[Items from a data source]

::::::::::

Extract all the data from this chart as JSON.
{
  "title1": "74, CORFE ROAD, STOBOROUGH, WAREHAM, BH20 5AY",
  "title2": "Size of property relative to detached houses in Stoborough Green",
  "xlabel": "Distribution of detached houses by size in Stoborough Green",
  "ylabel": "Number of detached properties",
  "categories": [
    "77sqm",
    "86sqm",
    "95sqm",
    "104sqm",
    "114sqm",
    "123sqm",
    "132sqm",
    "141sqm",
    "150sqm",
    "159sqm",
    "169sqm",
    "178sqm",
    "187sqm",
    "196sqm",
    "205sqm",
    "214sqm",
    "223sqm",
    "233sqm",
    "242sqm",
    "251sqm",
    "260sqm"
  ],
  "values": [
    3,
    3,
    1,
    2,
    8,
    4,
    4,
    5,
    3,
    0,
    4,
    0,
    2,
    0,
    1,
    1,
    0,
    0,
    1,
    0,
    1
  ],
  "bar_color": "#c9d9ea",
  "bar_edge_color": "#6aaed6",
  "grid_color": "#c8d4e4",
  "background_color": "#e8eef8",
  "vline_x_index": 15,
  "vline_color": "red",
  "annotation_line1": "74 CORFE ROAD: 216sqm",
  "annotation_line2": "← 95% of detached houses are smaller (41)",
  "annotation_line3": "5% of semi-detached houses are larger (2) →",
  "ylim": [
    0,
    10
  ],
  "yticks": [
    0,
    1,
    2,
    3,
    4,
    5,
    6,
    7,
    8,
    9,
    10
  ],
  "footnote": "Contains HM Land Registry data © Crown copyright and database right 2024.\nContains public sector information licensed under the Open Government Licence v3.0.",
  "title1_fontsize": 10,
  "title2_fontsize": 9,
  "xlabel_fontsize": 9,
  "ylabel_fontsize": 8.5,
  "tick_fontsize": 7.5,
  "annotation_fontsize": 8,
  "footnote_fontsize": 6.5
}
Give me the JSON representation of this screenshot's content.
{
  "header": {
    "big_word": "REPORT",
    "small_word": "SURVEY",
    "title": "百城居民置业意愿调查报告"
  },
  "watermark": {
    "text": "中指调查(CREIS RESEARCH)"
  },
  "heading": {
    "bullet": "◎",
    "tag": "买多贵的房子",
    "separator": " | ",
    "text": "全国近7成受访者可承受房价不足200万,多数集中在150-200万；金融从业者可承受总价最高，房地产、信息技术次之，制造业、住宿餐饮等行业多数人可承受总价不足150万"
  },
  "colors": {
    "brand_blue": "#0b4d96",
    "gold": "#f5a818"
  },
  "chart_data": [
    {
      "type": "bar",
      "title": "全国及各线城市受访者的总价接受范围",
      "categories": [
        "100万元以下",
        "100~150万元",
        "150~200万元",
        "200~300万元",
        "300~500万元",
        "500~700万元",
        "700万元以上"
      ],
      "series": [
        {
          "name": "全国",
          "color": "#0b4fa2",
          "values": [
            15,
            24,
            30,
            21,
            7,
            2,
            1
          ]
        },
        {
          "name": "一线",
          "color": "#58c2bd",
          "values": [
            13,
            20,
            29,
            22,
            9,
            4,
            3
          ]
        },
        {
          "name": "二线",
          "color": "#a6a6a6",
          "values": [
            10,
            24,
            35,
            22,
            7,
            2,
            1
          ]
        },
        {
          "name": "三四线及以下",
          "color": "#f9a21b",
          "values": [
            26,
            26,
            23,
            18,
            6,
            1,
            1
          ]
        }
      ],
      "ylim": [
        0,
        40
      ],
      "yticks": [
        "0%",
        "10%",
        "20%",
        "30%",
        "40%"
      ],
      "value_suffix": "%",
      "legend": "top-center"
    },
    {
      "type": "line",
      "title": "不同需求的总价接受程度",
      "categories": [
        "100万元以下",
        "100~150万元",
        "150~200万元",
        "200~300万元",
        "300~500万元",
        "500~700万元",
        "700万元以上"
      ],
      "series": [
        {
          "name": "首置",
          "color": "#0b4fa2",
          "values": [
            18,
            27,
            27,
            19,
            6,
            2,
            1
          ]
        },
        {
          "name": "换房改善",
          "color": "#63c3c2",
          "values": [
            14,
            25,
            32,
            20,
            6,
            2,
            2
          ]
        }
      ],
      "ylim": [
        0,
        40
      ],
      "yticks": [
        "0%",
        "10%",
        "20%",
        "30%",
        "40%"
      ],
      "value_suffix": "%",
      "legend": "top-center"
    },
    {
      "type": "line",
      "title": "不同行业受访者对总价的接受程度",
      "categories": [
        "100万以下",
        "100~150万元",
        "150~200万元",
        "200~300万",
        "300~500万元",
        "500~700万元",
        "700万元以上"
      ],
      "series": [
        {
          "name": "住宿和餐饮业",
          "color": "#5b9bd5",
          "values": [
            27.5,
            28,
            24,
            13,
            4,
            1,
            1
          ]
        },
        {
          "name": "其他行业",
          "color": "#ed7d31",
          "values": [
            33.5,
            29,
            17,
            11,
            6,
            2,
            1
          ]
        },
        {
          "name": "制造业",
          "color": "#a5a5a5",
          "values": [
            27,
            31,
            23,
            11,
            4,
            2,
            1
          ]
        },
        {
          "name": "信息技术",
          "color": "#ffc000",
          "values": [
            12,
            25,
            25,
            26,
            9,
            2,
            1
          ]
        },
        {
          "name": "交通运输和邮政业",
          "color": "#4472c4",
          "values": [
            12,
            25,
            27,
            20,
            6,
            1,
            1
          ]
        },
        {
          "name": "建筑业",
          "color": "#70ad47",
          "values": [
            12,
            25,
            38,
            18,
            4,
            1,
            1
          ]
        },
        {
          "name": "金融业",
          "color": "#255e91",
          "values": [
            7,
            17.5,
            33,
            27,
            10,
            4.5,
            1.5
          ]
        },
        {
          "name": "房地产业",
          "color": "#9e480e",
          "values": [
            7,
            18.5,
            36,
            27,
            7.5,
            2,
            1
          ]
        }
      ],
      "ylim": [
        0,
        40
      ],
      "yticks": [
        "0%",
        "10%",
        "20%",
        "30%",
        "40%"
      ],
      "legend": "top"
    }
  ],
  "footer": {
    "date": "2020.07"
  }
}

::::::::::

● **Given instruction**
Repeat the listing exactly, from its first line to its last.

● **Task solution**
Extract all the data from this chart as JSON.
{
  "title1": "74, CORFE ROAD, STOBOROUGH, WAREHAM, BH20 5AY",
  "title2": "Size of property relative to detached houses in Stoborough Green",
  "xlabel": "Distribution of detached houses by size in Stoborough Green",
  "ylabel": "Number of detached properties",
  "categories": [
    "77sqm",
    "86sqm",
    "95sqm",
    "104sqm",
    "114sqm",
    "123sqm",
    "132sqm",
    "141sqm",
    "150sqm",
    "159sqm",
    "169sqm",
    "178sqm",
    "187sqm",
    "196sqm",
    "205sqm",
    "214sqm",
    "223sqm",
    "233sqm",
    "242sqm",
    "251sqm",
    "260sqm"
  ],
  "values": [
    3,
    3,
    1,
    2,
    8,
    4,
    4,
    5,
    3,
    0,
    4,
    0,
    2,
    0,
    1,
    1,
    0,
    0,
    1,
    0,
    1
  ],
  "bar_color": "#c9d9ea",
  "bar_edge_color": "#6aaed6",
  "grid_color": "#c8d4e4",
  "background_color": "#e8eef8",
  "vline_x_index": 15,
  "vline_color": "red",
  "annotation_line1": "74 CORFE ROAD: 216sqm",
  "annotation_line2": "← 95% of detached houses are smaller (41)",
  "annotation_line3": "5% of semi-detached houses are larger (2) →",
  "ylim": [
    0,
    10
  ],
  "yticks": [
    0,
    1,
    2,
    3,
    4,
    5,
    6,
    7,
    8,
    9,
    10
  ],
  "footnote": "Contains HM Land Registry data © Crown copyright and database right 2024.\nContains public sector information licensed under the Open Government Licence v3.0.",
  "title1_fontsize": 10,
  "title2_fontsize": 9,
  "xlabel_fontsize": 9,
  "ylabel_fontsize": 8.5,
  "tick_fontsize": 7.5,
  "annotation_fontsize": 8,
  "footnote_fontsize": 6.5
}
Give me the JSON representation of this screenshot's content.
{
  "header": {
    "big_word": "REPORT",
    "small_word": "SURVEY",
    "title": "百城居民置业意愿调查报告"
  },
  "watermark": {
    "text": "中指调查(CREIS RESEARCH)"
  },
  "heading": {
    "bullet": "◎",
    "tag": "买多贵的房子",
    "separator": " | ",
    "text": "全国近7成受访者可承受房价不足200万,多数集中在150-200万；金融从业者可承受总价最高，房地产、信息技术次之，制造业、住宿餐饮等行业多数人可承受总价不足150万"
  },
  "colors": {
    "brand_blue": "#0b4d96",
    "gold": "#f5a818"
  },
  "chart_data": [
    {
      "type": "bar",
      "title": "全国及各线城市受访者的总价接受范围",
      "categories": [
        "100万元以下",
        "100~150万元",
        "150~200万元",
        "200~300万元",
        "300~500万元",
        "500~700万元",
        "700万元以上"
      ],
      "series": [
        {
          "name": "全国",
          "color": "#0b4fa2",
          "values": [
            15,
            24,
            30,
            21,
            7,
            2,
            1
          ]
        },
        {
          "name": "一线",
          "color": "#58c2bd",
          "values": [
            13,
            20,
            29,
            22,
            9,
            4,
            3
          ]
        },
        {
          "name": "二线",
          "color": "#a6a6a6",
          "values": [
            10,
            24,
            35,
            22,
            7,
            2,
            1
          ]
        },
        {
          "name": "三四线及以下",
          "color": "#f9a21b",
          "values": [
            26,
            26,
            23,
            18,
            6,
            1,
            1
          ]
        }
      ],
      "ylim": [
        0,
        40
      ],
      "yticks": [
        "0%",
        "10%",
        "20%",
        "30%",
        "40%"
      ],
      "value_suffix": "%",
      "legend": "top-center"
    },
    {
      "type": "line",
      "title": "不同需求的总价接受程度",
      "categories": [
        "100万元以下",
        "100~150万元",
        "150~200万元",
        "200~300万元",
        "300~500万元",
        "500~700万元",
        "700万元以上"
      ],
      "series": [
        {
          "name": "首置",
          "color": "#0b4fa2",
          "values": [
            18,
            27,
            27,
            19,
            6,
            2,
            1
          ]
        },
        {
          "name": "换房改善",
          "color": "#63c3c2",
          "values": [
            14,
            25,
            32,
            20,
            6,
            2,
            2
          ]
        }
      ],
      "ylim": [
        0,
        40
      ],
      "yticks": [
        "0%",
        "10%",
        "20%",
        "30%",
        "40%"
      ],
      "value_suffix": "%",
      "legend": "top-center"
    },
    {
      "type": "line",
      "title": "不同行业受访者对总价的接受程度",
      "categories": [
        "100万以下",
        "100~150万元",
        "150~200万元",
        "200~300万",
        "300~500万元",
        "500~700万元",
        "700万元以上"
      ],
      "series": [
        {
          "name": "住宿和餐饮业",
          "color": "#5b9bd5",
          "values": [
            27.5,
            28,
            24,
            13,
            4,
            1,
            1
          ]
        },
        {
          "name": "其他行业",
          "color": "#ed7d31",
          "values": [
            33.5,
            29,
            17,
            11,
            6,
            2,
            1
          ]
        },
        {
          "name": "制造业",
          "color": "#a5a5a5",
          "values": [
            27,
            31,
            23,
            11,
            4,
            2,
            1
          ]
        },
        {
          "name": "信息技术",
          "color": "#ffc000",
          "values": [
            12,
            25,
            25,
            26,
            9,
            2,
            1
          ]
        },
        {
          "name": "交通运输和邮政业",
          "color": "#4472c4",
          "values": [
            12,
            25,
            27,
            20,
            6,
            1,
            1
          ]
        },
        {
          "name": "建筑业",
          "color": "#70ad47",
          "values": [
            12,
            25,
            38,
            18,
            4,
            1,
            1
          ]
        },
        {
          "name": "金融业",
          "color": "#255e91",
          "values": [
            7,
            17.5,
            33,
            27,
            10,
            4.5,
            1.5
          ]
        },
        {
          "name": "房地产业",
          "color": "#9e480e",
          "values": [
            7,
            18.5,
            36,
            27,
            7.5,
            2,
            1
          ]
        }
      ],
      "ylim": [
        0,
        40
      ],
      "yticks": [
        "0%",
        "10%",
        "20%",
        "30%",
        "40%"
      ],
      "legend": "top"
    }
  ],
  "footer": {
    "date": "2020.07"
  }
}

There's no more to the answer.